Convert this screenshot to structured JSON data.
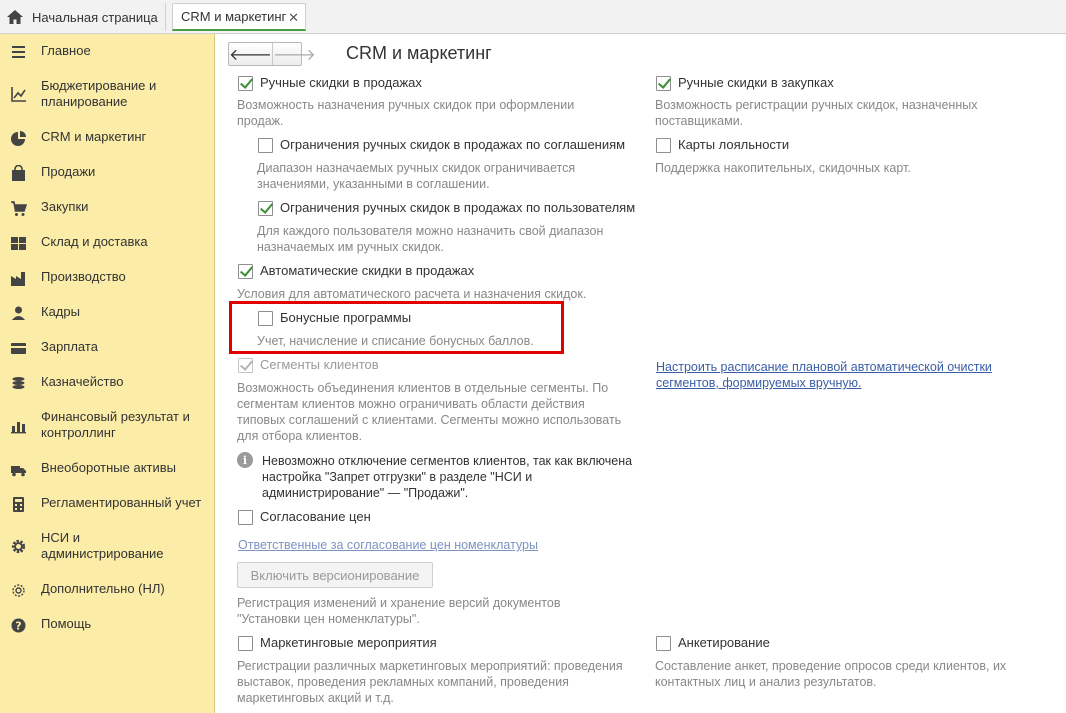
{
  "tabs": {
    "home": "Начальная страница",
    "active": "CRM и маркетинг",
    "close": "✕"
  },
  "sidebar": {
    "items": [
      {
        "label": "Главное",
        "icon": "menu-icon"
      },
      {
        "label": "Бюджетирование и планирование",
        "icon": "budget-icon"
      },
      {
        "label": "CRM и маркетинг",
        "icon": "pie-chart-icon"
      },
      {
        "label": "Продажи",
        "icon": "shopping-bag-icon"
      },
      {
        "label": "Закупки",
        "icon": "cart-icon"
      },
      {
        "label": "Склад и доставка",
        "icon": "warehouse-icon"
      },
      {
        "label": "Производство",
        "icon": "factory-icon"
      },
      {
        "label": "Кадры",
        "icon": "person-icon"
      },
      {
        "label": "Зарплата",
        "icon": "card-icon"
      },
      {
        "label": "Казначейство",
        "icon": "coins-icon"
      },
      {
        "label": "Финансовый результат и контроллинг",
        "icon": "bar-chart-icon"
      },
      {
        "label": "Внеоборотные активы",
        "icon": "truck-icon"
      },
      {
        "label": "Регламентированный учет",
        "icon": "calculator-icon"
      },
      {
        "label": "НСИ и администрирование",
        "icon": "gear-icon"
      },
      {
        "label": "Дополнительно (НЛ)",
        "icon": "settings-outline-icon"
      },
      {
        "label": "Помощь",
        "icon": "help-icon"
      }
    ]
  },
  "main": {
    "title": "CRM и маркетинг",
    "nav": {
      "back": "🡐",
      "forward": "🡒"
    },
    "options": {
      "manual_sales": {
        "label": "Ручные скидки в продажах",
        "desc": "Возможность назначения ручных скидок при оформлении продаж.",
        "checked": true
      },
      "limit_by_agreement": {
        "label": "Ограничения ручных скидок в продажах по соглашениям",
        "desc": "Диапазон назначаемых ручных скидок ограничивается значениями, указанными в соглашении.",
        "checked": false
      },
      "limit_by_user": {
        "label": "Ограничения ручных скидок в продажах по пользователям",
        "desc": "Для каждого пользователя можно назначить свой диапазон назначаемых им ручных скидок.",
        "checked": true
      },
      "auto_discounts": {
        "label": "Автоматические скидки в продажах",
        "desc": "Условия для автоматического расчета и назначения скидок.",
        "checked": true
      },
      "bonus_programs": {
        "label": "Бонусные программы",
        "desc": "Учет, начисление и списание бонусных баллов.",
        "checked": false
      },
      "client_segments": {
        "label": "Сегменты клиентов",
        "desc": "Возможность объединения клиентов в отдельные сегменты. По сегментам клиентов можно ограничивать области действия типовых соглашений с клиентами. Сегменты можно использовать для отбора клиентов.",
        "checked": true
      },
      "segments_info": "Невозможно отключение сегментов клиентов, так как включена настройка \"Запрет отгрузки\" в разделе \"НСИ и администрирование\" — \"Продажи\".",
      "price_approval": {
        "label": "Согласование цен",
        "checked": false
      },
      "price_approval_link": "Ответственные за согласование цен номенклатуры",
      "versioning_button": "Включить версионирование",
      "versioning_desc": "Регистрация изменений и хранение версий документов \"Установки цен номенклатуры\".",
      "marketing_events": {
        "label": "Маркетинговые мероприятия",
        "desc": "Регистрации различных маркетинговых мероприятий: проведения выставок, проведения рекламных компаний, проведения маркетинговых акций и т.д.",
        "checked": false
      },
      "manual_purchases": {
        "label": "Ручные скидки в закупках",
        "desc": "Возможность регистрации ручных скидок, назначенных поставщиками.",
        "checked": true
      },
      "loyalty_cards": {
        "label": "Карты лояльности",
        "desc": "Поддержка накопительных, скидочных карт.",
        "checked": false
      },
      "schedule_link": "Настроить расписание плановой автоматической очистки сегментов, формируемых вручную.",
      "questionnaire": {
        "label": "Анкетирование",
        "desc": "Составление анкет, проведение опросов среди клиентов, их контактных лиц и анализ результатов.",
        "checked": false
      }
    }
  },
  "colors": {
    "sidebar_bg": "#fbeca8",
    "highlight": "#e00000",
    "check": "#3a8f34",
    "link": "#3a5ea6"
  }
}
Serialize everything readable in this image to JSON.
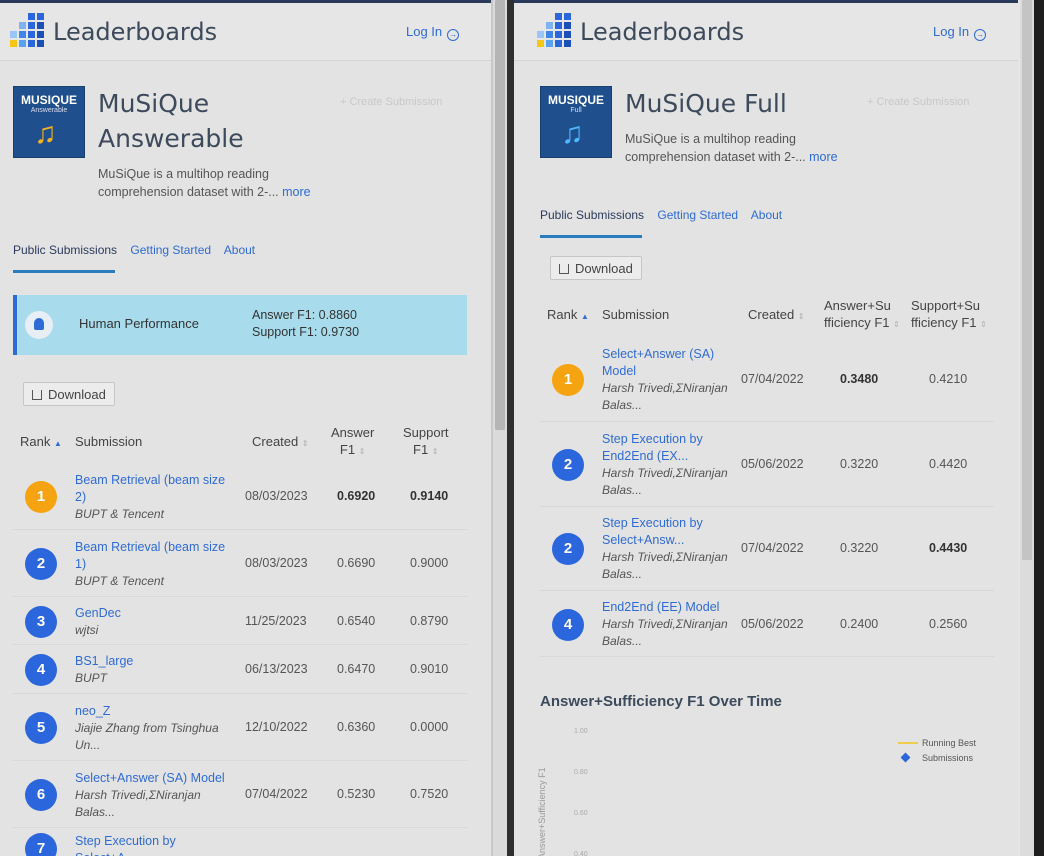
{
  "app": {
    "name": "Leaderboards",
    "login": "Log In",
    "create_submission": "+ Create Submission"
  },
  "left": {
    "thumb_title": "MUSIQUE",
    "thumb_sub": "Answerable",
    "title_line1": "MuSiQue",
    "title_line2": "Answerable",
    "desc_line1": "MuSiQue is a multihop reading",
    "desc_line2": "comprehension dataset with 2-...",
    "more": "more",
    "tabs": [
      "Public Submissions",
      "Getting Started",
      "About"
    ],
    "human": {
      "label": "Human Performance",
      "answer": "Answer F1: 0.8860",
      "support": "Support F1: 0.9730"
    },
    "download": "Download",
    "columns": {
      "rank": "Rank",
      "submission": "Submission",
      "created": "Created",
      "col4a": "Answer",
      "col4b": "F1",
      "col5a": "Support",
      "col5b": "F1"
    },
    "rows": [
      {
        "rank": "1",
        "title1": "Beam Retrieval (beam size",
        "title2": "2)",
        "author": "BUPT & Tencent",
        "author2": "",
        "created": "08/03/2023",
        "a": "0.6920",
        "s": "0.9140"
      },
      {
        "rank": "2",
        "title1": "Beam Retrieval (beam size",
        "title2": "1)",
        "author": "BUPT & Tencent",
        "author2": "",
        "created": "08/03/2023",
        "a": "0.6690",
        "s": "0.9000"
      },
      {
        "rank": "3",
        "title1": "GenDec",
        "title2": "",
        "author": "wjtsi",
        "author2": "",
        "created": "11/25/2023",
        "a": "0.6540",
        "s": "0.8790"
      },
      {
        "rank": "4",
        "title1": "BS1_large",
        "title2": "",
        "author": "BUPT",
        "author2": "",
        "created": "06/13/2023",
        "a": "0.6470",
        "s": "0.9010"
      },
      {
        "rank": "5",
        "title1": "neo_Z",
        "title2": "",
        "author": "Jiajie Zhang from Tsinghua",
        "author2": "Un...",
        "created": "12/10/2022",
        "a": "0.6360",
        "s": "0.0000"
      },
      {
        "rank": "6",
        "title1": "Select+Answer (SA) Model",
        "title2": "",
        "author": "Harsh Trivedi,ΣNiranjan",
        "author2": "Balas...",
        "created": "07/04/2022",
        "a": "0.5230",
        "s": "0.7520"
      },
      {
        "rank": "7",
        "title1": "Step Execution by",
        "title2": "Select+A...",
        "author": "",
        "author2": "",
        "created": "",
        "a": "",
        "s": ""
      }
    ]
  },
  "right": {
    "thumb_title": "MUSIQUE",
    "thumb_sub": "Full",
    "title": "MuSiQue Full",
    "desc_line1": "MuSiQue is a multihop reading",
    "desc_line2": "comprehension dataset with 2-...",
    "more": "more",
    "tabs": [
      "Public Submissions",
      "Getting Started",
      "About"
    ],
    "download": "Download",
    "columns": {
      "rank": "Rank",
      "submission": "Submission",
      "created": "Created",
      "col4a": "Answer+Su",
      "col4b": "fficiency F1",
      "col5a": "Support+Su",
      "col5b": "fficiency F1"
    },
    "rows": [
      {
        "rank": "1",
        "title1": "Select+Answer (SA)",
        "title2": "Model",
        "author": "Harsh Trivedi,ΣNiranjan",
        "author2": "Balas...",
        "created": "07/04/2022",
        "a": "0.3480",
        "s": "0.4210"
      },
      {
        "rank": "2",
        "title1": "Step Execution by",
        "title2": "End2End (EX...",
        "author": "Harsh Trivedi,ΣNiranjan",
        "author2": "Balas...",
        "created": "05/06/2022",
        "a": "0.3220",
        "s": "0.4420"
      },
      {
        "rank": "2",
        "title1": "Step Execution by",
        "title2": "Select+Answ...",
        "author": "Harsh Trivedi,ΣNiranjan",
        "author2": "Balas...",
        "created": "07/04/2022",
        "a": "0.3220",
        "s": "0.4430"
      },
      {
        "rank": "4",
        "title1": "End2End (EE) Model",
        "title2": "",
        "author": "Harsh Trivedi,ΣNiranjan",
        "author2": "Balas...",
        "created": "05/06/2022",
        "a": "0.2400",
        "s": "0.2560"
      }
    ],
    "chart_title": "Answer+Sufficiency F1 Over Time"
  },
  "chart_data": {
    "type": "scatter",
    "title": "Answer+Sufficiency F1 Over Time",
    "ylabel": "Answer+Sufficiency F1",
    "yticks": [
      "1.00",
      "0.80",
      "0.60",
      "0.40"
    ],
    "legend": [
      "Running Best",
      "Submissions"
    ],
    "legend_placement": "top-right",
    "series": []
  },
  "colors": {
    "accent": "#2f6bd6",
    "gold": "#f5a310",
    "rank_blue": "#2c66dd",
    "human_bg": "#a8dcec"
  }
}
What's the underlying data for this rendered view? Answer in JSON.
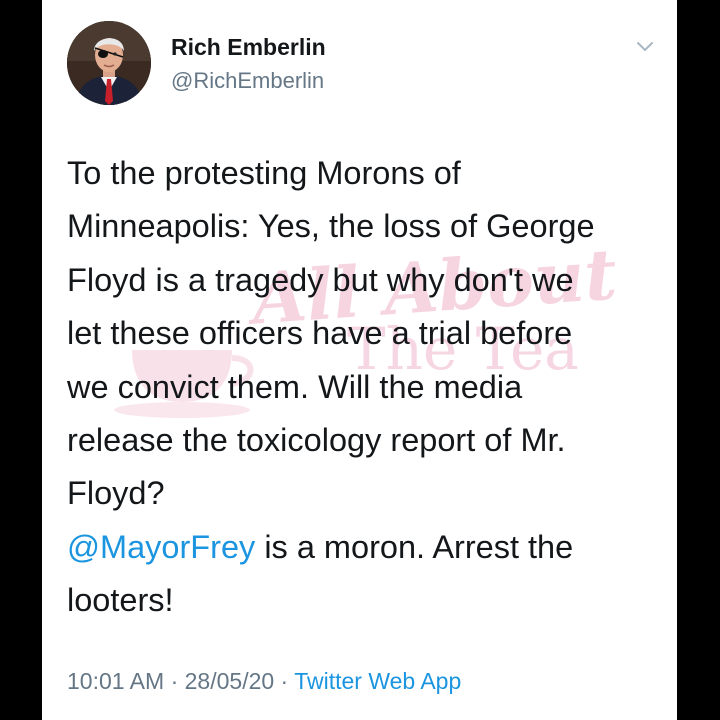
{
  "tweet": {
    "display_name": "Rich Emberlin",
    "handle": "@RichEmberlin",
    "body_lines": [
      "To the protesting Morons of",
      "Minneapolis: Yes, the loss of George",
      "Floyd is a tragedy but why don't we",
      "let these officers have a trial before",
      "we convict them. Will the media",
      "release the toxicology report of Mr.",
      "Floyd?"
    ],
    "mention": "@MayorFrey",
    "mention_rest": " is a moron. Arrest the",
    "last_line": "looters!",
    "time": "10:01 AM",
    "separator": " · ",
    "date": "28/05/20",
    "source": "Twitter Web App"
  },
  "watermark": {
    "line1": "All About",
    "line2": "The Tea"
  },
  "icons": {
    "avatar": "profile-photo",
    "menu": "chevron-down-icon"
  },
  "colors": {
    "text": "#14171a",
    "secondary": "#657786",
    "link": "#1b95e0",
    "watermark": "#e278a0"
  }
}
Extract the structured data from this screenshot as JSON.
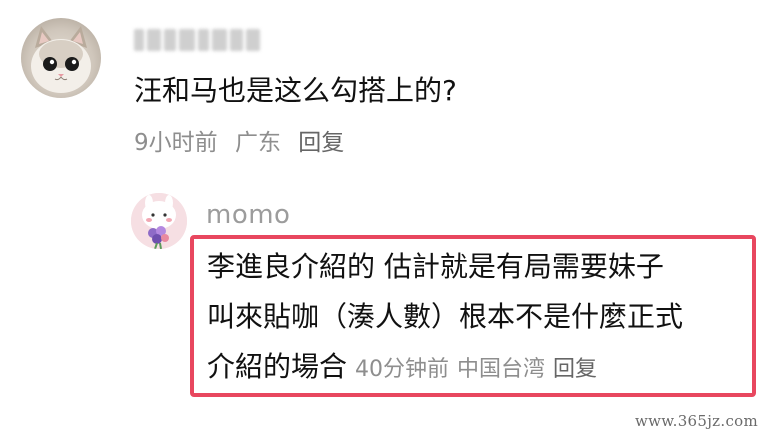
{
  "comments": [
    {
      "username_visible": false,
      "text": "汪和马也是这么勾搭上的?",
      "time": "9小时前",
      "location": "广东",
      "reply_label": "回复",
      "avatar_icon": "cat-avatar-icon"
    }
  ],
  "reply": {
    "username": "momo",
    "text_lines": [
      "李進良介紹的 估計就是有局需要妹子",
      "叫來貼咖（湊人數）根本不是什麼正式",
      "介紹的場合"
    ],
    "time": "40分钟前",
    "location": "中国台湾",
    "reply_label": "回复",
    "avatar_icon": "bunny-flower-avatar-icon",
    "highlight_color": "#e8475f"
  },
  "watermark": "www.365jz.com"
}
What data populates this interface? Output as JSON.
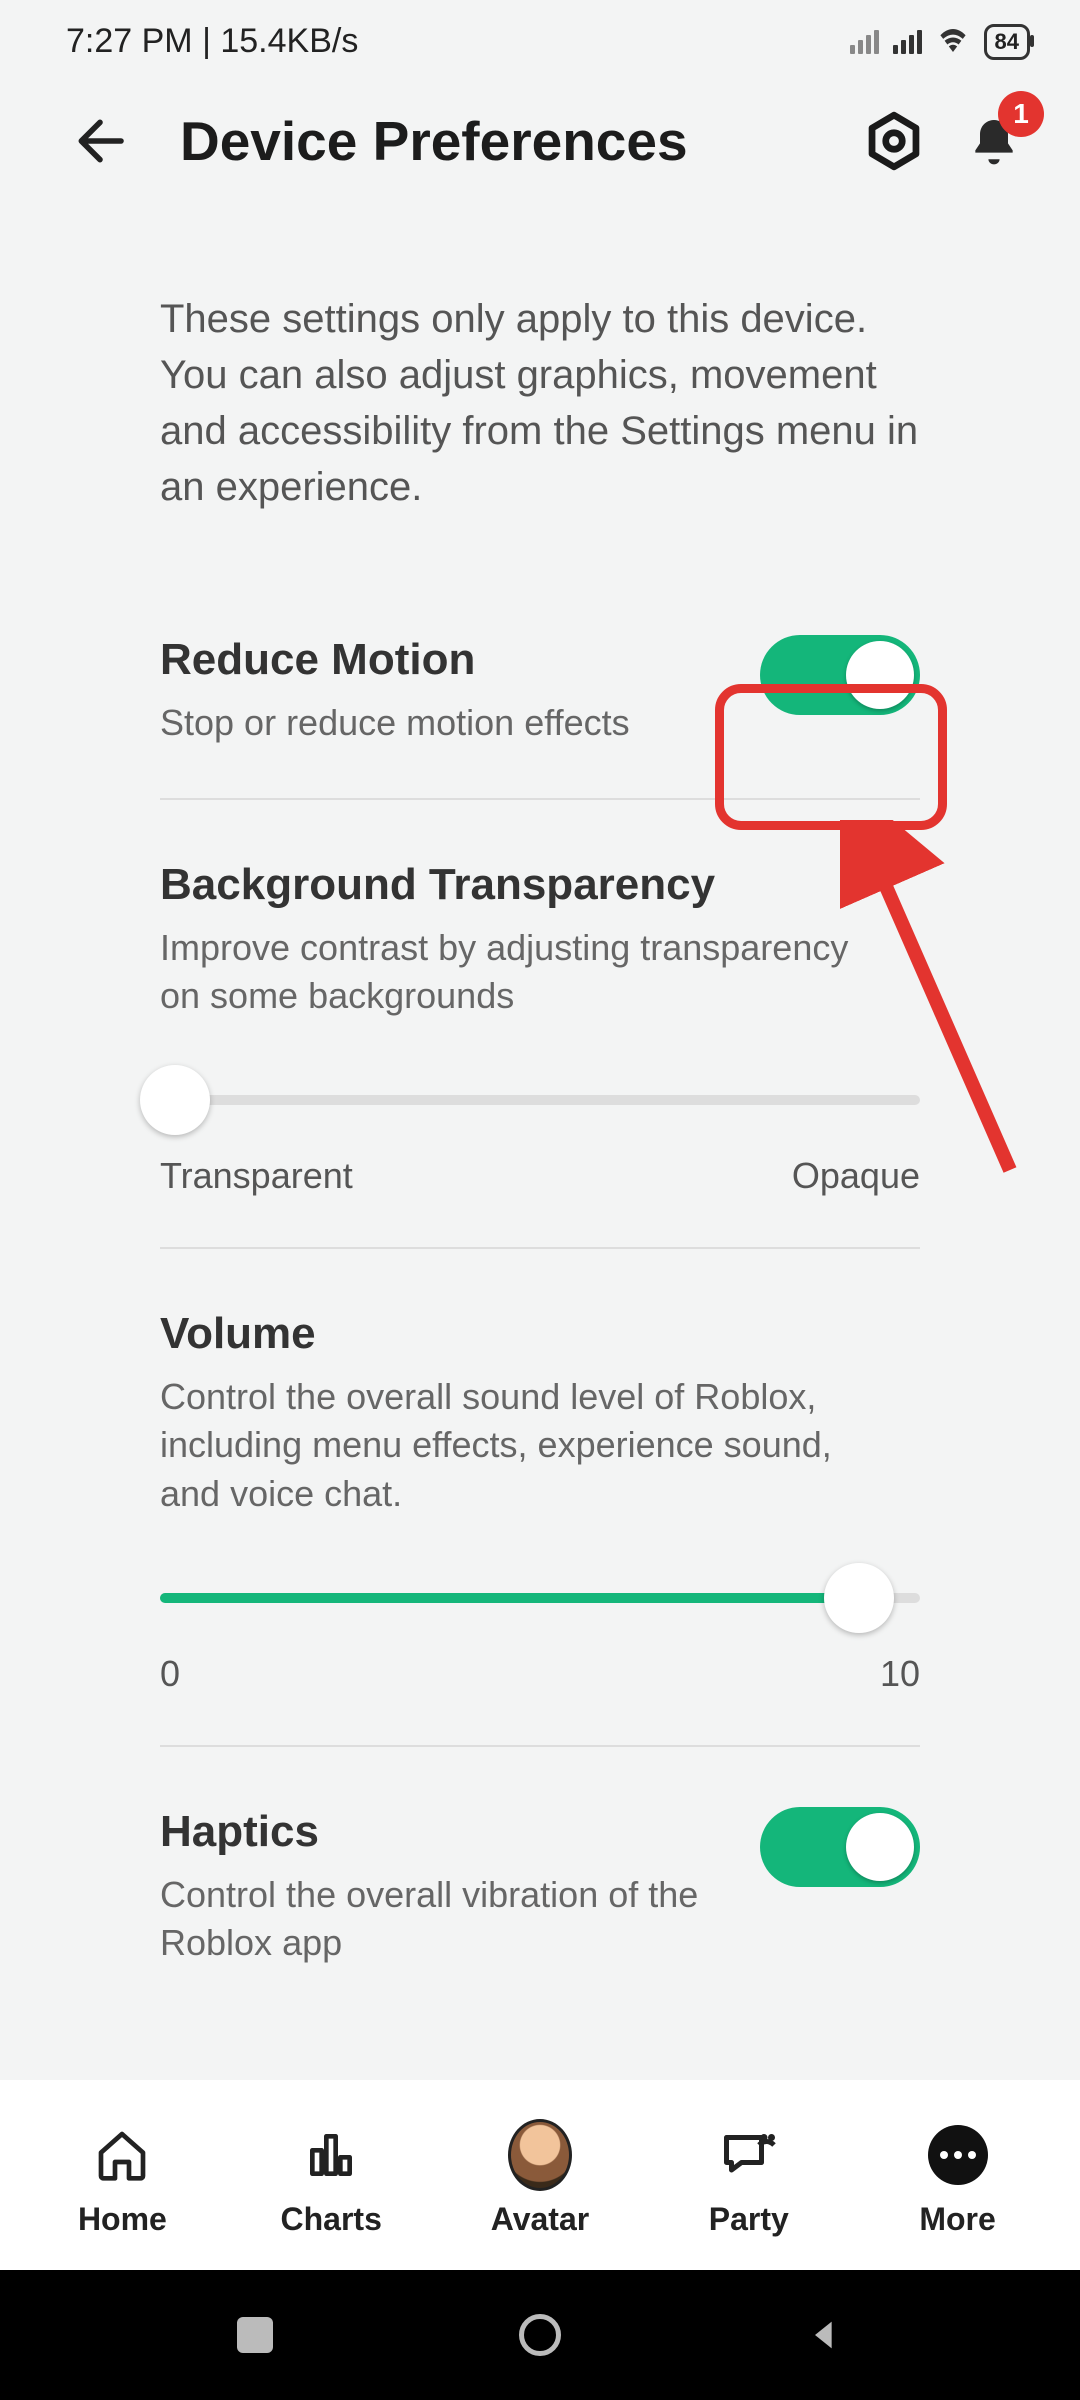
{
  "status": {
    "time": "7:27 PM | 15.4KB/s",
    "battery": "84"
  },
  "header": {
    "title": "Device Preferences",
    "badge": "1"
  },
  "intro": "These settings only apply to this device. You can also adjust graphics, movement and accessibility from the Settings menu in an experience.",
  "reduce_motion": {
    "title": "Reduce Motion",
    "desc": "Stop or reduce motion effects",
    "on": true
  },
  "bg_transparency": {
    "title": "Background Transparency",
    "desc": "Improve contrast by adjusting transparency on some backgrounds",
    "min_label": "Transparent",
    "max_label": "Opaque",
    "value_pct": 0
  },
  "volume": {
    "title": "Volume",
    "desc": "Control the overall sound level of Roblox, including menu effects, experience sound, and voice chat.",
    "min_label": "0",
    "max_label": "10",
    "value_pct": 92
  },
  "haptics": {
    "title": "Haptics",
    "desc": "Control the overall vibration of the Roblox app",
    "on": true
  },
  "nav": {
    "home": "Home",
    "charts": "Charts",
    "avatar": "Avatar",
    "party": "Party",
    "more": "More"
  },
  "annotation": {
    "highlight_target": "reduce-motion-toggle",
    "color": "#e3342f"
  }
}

======

* _WRITTEN EXERCISE_: Beginning at the line that contains "What data populates", copy each remaining line of the records exactly, through the final one. Omit the pictures.

* _TASK SOLUTION_:
What data populates this interface? Output as JSON.
{
  "status": {
    "time": "7:27 PM | 15.4KB/s",
    "battery": "84"
  },
  "header": {
    "title": "Device Preferences",
    "badge": "1"
  },
  "intro": "These settings only apply to this device. You can also adjust graphics, movement and accessibility from the Settings menu in an experience.",
  "reduce_motion": {
    "title": "Reduce Motion",
    "desc": "Stop or reduce motion effects",
    "on": true
  },
  "bg_transparency": {
    "title": "Background Transparency",
    "desc": "Improve contrast by adjusting transparency on some backgrounds",
    "min_label": "Transparent",
    "max_label": "Opaque",
    "value_pct": 0
  },
  "volume": {
    "title": "Volume",
    "desc": "Control the overall sound level of Roblox, including menu effects, experience sound, and voice chat.",
    "min_label": "0",
    "max_label": "10",
    "value_pct": 92
  },
  "haptics": {
    "title": "Haptics",
    "desc": "Control the overall vibration of the Roblox app",
    "on": true
  },
  "nav": {
    "home": "Home",
    "charts": "Charts",
    "avatar": "Avatar",
    "party": "Party",
    "more": "More"
  },
  "annotation": {
    "highlight_target": "reduce-motion-toggle",
    "color": "#e3342f"
  }
}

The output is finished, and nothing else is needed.